§ **SET PROBLEM**
Continue the personal essay about the family rift over the word "stupid," picking up after its final sentence.

::: TEXT

Why I didn't see the mine field was a
product of my own "stupidity". My blindness was further enhanced by
the fact that I trusted the guy.
The outcome of all of this is that I,
and we, have been and are now persona non grata in San Antonio and in
Chicago where my oldest daughter lives. I am, once again, cast in the
role of "bad-dad". On the surface of this story is the word "stupid",
selected randomly out of my own humor bank and used without
pre-censoring thought. With friends, I don't usually pre screen
everything I say with the idea in mind that it might be dangerous to
use a wrong word.
But underneath this episode was another
story, much more complex, subtle and destructive. And I didn't know
that story. What it was all about is something I can only speculate
about.
Three days passed, and feeling
constantly upset and swinging from anger
to sadness, I called my oldest daughter and from her heard some of the
same language and descriptions of me that my son-in-law had used in
his
subsequent attack, one which took place when I made an attempt to set
things right just before we gave up and left for home. All these
years, decades of time, I had thought everything was just fine between
she and I. So much for fantasy.

::::::
::: RECORDS SUPPLIED

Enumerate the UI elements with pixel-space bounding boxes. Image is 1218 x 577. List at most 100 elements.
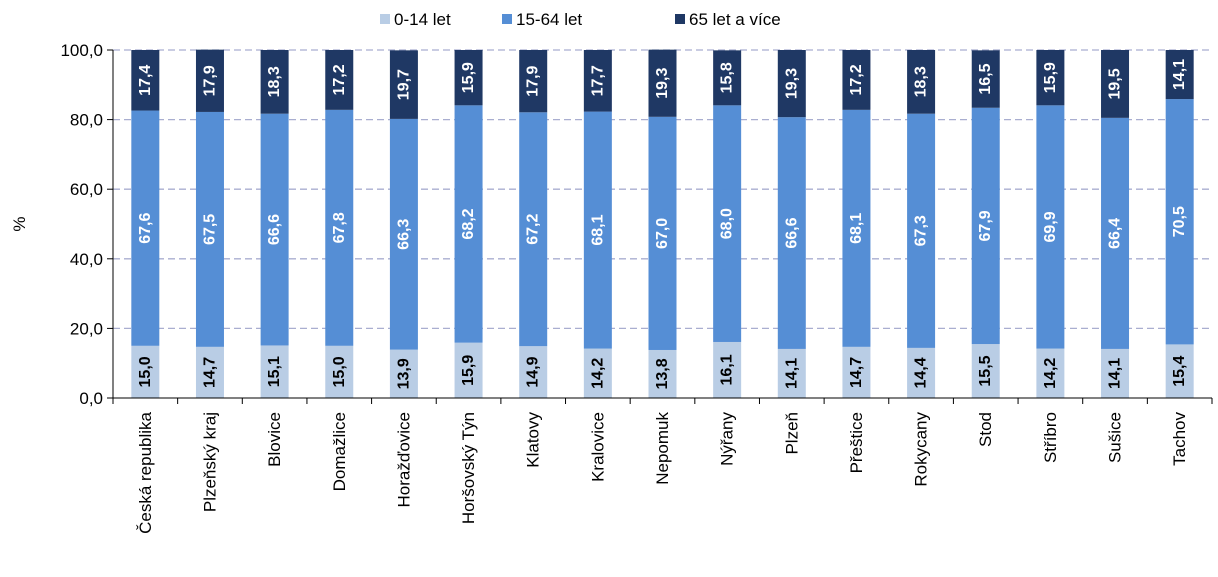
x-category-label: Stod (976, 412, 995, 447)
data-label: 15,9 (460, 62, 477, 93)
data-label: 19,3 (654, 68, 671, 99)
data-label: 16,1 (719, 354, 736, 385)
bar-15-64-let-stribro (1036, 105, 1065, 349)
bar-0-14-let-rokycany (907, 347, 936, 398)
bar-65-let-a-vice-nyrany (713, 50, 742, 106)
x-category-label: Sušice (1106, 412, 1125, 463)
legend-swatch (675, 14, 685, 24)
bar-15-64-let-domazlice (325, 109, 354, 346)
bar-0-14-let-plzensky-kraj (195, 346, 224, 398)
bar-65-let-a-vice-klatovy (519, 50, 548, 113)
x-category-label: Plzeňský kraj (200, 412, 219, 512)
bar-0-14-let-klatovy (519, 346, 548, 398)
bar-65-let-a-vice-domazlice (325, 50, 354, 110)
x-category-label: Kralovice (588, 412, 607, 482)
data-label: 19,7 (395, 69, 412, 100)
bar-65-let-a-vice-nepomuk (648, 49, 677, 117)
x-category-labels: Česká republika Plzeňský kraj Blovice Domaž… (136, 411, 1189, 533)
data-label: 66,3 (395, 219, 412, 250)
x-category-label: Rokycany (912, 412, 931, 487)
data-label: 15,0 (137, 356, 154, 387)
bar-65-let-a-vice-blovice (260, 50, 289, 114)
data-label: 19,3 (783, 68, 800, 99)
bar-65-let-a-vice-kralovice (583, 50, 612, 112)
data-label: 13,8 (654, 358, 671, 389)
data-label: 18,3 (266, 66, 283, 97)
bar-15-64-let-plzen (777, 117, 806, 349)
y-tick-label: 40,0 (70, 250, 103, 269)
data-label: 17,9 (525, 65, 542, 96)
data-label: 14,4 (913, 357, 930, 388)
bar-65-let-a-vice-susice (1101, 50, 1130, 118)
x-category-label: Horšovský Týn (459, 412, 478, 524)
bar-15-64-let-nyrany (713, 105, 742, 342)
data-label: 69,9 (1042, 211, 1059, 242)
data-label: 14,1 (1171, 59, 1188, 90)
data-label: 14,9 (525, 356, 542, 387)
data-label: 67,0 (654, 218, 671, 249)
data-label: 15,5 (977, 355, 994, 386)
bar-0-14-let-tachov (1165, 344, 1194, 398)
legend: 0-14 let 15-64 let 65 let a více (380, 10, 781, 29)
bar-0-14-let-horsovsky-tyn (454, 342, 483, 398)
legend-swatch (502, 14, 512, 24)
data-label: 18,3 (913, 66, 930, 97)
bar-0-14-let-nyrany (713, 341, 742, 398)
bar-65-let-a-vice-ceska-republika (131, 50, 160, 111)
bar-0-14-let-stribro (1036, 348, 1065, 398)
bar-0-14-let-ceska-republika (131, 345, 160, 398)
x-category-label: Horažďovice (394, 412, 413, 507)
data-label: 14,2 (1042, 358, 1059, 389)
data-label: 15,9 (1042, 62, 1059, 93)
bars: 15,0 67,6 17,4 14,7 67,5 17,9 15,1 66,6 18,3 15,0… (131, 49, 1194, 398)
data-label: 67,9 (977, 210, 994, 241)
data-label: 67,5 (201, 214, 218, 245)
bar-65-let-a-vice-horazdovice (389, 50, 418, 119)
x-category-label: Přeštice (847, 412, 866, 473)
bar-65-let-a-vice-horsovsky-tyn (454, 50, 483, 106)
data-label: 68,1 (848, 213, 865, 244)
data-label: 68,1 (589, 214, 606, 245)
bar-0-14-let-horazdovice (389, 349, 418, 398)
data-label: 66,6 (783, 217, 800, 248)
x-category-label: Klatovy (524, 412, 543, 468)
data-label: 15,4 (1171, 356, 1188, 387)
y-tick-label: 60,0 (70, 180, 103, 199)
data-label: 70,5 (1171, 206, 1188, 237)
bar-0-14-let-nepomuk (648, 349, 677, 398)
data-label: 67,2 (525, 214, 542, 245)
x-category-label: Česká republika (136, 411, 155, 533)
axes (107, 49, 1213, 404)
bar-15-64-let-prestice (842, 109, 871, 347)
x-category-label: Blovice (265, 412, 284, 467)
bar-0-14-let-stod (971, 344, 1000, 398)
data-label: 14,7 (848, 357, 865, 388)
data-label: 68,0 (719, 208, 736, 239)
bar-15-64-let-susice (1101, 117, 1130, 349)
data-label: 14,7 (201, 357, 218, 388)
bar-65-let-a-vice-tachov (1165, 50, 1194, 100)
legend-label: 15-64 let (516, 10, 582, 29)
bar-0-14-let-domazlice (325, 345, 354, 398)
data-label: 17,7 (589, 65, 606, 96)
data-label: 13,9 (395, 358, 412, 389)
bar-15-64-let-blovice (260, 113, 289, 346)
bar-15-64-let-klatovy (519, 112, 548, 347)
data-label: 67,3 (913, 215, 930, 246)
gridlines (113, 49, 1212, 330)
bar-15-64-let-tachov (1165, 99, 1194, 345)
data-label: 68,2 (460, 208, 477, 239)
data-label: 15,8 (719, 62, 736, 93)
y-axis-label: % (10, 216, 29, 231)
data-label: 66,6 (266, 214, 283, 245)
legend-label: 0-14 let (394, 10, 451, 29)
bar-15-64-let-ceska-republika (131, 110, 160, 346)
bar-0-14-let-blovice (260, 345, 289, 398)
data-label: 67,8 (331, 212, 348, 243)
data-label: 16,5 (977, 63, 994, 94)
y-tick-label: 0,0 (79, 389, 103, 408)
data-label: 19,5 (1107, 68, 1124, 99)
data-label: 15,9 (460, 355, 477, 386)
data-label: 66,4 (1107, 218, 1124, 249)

::::::
::: RECORDS SUPPLIED

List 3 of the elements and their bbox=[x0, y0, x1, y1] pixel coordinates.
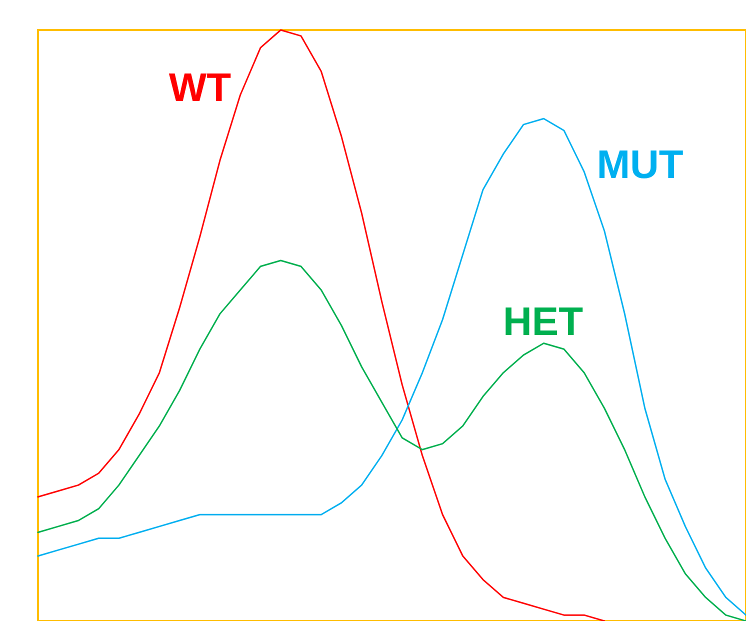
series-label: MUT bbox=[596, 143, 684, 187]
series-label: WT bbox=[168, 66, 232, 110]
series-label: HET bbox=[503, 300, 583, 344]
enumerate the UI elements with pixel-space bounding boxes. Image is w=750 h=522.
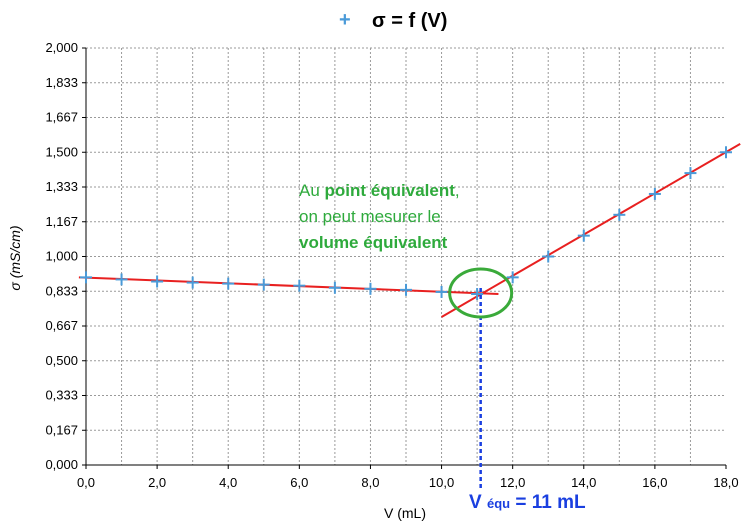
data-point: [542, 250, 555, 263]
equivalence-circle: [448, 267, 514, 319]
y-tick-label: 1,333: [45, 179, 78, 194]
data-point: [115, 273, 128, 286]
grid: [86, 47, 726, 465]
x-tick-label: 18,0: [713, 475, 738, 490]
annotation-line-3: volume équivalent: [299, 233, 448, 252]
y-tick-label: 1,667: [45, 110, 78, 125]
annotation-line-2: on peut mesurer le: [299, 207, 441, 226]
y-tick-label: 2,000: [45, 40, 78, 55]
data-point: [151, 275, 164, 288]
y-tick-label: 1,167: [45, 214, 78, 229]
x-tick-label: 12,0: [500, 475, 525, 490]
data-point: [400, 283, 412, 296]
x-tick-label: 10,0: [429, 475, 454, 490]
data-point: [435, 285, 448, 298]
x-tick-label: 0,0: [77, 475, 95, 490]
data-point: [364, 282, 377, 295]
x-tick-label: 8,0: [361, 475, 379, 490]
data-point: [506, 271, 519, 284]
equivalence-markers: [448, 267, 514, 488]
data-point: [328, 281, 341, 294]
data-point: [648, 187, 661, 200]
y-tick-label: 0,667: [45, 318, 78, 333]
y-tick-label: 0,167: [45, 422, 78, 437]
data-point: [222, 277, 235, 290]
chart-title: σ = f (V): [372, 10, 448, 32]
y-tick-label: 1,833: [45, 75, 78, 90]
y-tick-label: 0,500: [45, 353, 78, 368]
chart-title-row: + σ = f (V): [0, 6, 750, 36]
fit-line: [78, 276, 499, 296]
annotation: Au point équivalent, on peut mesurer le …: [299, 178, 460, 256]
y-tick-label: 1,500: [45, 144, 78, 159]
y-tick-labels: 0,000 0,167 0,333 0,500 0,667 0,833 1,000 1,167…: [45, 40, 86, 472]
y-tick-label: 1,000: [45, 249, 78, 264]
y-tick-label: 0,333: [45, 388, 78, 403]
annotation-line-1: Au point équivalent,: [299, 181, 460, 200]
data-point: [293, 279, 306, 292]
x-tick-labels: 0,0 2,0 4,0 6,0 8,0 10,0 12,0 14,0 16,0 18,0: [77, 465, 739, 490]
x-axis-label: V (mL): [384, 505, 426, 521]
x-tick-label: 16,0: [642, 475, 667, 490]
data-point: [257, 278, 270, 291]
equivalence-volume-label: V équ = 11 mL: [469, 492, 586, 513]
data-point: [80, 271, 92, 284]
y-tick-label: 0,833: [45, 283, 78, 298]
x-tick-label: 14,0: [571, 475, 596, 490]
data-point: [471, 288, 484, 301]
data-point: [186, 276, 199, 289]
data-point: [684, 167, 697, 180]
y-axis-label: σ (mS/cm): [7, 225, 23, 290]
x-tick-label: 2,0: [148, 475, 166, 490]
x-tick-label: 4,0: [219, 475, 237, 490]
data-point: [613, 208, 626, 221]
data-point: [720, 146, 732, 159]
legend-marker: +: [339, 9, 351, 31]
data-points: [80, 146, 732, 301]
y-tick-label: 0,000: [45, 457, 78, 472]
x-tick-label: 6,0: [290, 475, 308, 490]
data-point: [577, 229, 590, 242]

::::::

§ **RESULT FOR THIS EXERCISE**
As I awakened to the reality of how I
was really perceived by my old family what I discovered was this; all
of these years I have continued to hold on to my guilt about the way I
destroyed my first marriage and injured my kids. This "holding on" was
more subtle than mea culpa feelings and statements of deep regret.
Because of my deep sense of having failed and betrayed them I was
allowing my kids, in particular my oldest daughter, to continue to
hook me into "games", the outcome of which always put me in a very
one-down position. Bad dad then, bad dad
now, bad dad forever!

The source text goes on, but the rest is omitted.